→ Exercise goal:
Find all the lines with "JSON" and gather them.

# START OF Available data

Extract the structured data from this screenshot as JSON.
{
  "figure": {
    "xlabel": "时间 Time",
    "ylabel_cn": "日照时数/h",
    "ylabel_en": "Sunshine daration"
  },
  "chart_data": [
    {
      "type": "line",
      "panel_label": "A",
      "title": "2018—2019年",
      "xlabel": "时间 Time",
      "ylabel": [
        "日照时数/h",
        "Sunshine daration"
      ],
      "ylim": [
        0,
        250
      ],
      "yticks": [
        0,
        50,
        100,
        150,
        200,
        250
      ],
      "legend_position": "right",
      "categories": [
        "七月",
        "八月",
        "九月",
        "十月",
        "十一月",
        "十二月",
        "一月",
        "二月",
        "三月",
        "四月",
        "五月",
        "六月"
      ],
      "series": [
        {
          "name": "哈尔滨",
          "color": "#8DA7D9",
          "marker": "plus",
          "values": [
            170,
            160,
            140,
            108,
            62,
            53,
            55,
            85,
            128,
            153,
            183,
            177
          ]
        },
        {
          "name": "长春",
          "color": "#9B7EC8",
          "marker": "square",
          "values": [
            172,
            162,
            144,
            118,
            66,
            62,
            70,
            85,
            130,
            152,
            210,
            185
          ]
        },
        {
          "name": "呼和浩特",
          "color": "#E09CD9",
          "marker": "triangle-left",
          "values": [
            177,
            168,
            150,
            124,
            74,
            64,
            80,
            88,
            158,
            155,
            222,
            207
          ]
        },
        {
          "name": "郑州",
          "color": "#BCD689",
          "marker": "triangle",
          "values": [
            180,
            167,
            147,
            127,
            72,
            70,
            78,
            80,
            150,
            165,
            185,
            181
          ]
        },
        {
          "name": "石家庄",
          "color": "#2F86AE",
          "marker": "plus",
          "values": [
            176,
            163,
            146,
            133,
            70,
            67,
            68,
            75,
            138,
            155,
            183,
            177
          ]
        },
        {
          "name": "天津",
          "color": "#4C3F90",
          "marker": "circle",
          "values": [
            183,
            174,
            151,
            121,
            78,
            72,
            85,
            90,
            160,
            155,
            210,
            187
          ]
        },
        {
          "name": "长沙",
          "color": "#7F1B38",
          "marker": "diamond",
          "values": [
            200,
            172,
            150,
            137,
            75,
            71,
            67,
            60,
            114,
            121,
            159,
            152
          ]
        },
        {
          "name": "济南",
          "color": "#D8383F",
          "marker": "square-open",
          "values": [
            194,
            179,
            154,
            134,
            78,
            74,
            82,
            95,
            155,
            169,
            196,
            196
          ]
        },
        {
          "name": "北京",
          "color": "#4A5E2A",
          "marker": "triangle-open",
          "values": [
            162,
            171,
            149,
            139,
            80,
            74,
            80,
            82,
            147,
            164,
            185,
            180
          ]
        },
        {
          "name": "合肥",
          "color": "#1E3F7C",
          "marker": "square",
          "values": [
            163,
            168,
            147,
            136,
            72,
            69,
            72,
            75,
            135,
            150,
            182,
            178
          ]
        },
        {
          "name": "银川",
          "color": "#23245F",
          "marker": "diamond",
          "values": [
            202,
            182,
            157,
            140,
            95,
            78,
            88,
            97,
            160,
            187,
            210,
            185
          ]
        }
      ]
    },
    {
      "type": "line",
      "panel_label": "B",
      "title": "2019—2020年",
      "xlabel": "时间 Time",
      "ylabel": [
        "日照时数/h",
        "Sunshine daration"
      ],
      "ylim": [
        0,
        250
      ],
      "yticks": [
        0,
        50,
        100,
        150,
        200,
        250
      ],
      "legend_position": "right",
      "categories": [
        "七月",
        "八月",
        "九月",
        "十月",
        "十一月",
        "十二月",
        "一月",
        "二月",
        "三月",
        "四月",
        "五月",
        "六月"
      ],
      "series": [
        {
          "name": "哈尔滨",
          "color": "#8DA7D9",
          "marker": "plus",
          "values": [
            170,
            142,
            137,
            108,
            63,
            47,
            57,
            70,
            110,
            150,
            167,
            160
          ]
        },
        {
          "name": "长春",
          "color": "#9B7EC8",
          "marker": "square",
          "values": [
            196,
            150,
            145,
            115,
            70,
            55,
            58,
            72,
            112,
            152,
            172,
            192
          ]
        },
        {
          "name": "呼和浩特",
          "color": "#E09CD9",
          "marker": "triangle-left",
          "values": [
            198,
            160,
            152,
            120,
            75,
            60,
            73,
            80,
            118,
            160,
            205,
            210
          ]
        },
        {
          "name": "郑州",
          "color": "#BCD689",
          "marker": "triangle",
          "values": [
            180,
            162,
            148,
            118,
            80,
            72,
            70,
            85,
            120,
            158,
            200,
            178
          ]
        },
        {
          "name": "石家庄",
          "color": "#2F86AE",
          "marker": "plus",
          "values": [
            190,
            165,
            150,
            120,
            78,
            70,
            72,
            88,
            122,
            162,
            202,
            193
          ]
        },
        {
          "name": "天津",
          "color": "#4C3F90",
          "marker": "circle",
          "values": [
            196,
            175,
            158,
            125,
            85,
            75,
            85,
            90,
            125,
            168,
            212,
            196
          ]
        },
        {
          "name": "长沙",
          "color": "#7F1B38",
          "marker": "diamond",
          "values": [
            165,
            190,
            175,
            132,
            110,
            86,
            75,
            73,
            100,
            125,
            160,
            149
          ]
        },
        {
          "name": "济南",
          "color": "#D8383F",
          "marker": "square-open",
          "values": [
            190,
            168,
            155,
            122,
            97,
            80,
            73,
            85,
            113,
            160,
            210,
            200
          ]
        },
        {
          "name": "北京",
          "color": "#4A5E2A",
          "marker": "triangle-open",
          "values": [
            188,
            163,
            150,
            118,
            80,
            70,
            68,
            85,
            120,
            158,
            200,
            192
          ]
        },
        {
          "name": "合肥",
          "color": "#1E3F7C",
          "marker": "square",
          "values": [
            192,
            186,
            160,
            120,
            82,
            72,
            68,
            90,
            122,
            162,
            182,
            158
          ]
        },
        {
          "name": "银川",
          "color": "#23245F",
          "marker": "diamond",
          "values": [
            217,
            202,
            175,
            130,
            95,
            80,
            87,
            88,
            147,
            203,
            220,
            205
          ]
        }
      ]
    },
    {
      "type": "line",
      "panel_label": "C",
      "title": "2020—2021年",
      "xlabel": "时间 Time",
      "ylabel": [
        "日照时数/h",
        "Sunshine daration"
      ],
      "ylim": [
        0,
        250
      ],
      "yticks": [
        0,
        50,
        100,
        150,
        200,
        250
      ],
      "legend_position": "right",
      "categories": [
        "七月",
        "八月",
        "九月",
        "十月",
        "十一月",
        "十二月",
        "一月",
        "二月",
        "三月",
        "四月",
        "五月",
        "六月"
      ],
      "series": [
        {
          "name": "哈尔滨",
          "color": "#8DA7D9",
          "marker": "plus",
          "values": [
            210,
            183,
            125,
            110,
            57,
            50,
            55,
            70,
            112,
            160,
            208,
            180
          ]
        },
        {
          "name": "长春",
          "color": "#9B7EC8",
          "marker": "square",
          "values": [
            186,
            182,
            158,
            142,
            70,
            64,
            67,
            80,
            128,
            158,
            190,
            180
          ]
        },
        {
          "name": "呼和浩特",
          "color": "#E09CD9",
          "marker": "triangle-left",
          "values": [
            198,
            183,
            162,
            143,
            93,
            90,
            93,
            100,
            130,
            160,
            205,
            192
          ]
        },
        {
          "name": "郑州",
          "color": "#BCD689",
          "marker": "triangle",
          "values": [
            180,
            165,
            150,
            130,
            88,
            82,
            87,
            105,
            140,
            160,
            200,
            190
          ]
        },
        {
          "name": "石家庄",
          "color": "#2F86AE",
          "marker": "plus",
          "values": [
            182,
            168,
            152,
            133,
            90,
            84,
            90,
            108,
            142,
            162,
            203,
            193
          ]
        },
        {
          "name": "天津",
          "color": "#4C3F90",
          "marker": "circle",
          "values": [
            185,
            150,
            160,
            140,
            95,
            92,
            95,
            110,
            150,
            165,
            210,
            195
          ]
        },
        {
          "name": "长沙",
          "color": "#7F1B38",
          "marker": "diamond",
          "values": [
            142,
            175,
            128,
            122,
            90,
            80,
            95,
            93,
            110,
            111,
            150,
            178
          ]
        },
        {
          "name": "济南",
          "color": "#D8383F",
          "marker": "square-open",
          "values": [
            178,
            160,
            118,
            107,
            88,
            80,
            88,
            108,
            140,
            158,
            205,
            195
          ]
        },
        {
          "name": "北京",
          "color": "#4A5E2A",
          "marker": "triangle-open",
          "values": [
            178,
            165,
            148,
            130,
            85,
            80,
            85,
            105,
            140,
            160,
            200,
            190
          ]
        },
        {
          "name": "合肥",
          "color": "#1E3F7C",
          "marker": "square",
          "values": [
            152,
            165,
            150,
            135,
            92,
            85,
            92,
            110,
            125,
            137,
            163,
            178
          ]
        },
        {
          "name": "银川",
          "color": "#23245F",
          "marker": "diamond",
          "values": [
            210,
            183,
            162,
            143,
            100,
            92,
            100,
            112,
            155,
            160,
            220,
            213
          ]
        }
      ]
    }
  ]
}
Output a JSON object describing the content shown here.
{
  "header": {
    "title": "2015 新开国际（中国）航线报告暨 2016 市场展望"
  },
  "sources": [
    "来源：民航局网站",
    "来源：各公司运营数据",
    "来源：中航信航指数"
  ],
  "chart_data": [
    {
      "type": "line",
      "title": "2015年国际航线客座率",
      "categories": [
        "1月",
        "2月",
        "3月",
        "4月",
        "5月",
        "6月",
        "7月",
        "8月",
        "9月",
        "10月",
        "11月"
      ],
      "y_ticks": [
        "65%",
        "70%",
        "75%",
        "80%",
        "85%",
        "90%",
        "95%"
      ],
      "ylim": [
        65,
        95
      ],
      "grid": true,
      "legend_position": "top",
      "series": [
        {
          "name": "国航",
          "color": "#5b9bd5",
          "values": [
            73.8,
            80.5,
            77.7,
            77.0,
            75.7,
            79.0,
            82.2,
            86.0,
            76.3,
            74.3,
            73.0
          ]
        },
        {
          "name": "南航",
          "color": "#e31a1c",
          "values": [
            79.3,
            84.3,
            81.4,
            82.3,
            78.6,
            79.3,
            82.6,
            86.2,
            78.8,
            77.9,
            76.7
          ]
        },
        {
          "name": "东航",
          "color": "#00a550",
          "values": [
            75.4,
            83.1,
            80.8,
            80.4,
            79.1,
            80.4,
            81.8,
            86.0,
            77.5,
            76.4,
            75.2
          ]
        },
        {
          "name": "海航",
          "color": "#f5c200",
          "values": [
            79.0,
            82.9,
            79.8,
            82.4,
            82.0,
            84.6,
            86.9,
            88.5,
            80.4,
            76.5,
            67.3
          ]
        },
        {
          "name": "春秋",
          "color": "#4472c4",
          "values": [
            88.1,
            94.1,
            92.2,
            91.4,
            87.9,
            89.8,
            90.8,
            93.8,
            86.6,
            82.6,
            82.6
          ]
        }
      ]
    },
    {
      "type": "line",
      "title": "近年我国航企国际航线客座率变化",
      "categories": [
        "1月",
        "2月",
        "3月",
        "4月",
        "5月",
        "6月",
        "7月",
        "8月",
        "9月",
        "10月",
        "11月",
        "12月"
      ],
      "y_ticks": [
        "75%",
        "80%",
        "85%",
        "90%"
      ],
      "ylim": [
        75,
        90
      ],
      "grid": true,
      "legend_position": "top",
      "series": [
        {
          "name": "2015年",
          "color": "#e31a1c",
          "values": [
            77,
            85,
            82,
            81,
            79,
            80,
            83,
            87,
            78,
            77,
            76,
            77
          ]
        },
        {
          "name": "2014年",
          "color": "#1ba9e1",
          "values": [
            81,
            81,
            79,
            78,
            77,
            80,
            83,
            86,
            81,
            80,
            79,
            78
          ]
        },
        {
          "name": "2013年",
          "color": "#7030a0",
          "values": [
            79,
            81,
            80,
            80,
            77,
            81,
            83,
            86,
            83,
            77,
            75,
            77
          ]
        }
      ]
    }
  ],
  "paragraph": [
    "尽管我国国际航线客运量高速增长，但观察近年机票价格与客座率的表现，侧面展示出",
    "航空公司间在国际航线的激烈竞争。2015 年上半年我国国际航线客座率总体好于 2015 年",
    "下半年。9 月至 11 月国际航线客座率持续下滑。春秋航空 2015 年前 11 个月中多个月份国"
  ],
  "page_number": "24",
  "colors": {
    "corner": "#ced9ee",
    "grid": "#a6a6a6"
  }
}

# END OF Available data

→ Output for this task:
Extract the structured data from this screenshot as JSON.
Output a JSON object describing the content shown here.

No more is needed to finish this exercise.